=== EXTRACTED ENTRIES ===

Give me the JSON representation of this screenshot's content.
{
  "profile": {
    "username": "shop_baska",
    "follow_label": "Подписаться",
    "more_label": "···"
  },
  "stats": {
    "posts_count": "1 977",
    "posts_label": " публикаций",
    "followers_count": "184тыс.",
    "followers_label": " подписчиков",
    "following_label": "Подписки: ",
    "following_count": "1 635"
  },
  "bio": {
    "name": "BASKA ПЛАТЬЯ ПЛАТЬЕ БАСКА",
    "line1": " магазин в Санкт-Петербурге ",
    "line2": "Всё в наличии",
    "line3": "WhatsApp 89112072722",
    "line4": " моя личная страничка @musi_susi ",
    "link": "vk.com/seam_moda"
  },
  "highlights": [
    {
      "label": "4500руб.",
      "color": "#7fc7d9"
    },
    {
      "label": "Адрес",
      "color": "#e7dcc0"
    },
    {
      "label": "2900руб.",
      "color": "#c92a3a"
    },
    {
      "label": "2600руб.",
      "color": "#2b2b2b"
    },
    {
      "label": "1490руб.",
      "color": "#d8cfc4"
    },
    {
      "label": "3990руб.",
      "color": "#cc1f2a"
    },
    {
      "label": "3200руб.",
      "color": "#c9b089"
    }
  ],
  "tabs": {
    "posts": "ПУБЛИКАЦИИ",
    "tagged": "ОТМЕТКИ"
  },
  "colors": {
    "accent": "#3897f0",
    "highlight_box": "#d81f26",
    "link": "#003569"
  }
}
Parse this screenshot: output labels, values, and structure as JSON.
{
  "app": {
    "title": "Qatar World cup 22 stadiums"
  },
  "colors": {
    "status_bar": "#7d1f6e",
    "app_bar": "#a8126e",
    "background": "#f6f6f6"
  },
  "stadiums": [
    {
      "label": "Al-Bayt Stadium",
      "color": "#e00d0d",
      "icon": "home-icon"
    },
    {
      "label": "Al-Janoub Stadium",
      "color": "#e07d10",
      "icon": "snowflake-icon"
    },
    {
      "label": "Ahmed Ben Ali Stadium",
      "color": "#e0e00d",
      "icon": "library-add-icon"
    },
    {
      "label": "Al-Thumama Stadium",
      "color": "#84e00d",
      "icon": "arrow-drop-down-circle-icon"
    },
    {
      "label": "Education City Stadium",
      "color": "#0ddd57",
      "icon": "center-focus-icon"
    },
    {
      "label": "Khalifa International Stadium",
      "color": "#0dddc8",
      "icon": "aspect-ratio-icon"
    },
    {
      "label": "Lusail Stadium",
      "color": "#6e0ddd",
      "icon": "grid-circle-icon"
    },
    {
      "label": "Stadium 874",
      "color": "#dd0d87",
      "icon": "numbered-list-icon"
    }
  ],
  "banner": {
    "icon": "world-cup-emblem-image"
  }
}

===

### WRITTEN REQUEST
Repeat the records above in full, character for character.

### TASK OUTPUT
Give me the JSON representation of this screenshot's content.
{
  "profile": {
    "username": "shop_baska",
    "follow_label": "Подписаться",
    "more_label": "···"
  },
  "stats": {
    "posts_count": "1 977",
    "posts_label": " публикаций",
    "followers_count": "184тыс.",
    "followers_label": " подписчиков",
    "following_label": "Подписки: ",
    "following_count": "1 635"
  },
  "bio": {
    "name": "BASKA ПЛАТЬЯ ПЛАТЬЕ БАСКА",
    "line1": " магазин в Санкт-Петербурге ",
    "line2": "Всё в наличии",
    "line3": "WhatsApp 89112072722",
    "line4": " моя личная страничка @musi_susi ",
    "link": "vk.com/seam_moda"
  },
  "highlights": [
    {
      "label": "4500руб.",
      "color": "#7fc7d9"
    },
    {
      "label": "Адрес",
      "color": "#e7dcc0"
    },
    {
      "label": "2900руб.",
      "color": "#c92a3a"
    },
    {
      "label": "2600руб.",
      "color": "#2b2b2b"
    },
    {
      "label": "1490руб.",
      "color": "#d8cfc4"
    },
    {
      "label": "3990руб.",
      "color": "#cc1f2a"
    },
    {
      "label": "3200руб.",
      "color": "#c9b089"
    }
  ],
  "tabs": {
    "posts": "ПУБЛИКАЦИИ",
    "tagged": "ОТМЕТКИ"
  },
  "colors": {
    "accent": "#3897f0",
    "highlight_box": "#d81f26",
    "link": "#003569"
  }
}
Parse this screenshot: output labels, values, and structure as JSON.
{
  "app": {
    "title": "Qatar World cup 22 stadiums"
  },
  "colors": {
    "status_bar": "#7d1f6e",
    "app_bar": "#a8126e",
    "background": "#f6f6f6"
  },
  "stadiums": [
    {
      "label": "Al-Bayt Stadium",
      "color": "#e00d0d",
      "icon": "home-icon"
    },
    {
      "label": "Al-Janoub Stadium",
      "color": "#e07d10",
      "icon": "snowflake-icon"
    },
    {
      "label": "Ahmed Ben Ali Stadium",
      "color": "#e0e00d",
      "icon": "library-add-icon"
    },
    {
      "label": "Al-Thumama Stadium",
      "color": "#84e00d",
      "icon": "arrow-drop-down-circle-icon"
    },
    {
      "label": "Education City Stadium",
      "color": "#0ddd57",
      "icon": "center-focus-icon"
    },
    {
      "label": "Khalifa International Stadium",
      "color": "#0dddc8",
      "icon": "aspect-ratio-icon"
    },
    {
      "label": "Lusail Stadium",
      "color": "#6e0ddd",
      "icon": "grid-circle-icon"
    },
    {
      "label": "Stadium 874",
      "color": "#dd0d87",
      "icon": "numbered-list-icon"
    }
  ],
  "banner": {
    "icon": "world-cup-emblem-image"
  }
}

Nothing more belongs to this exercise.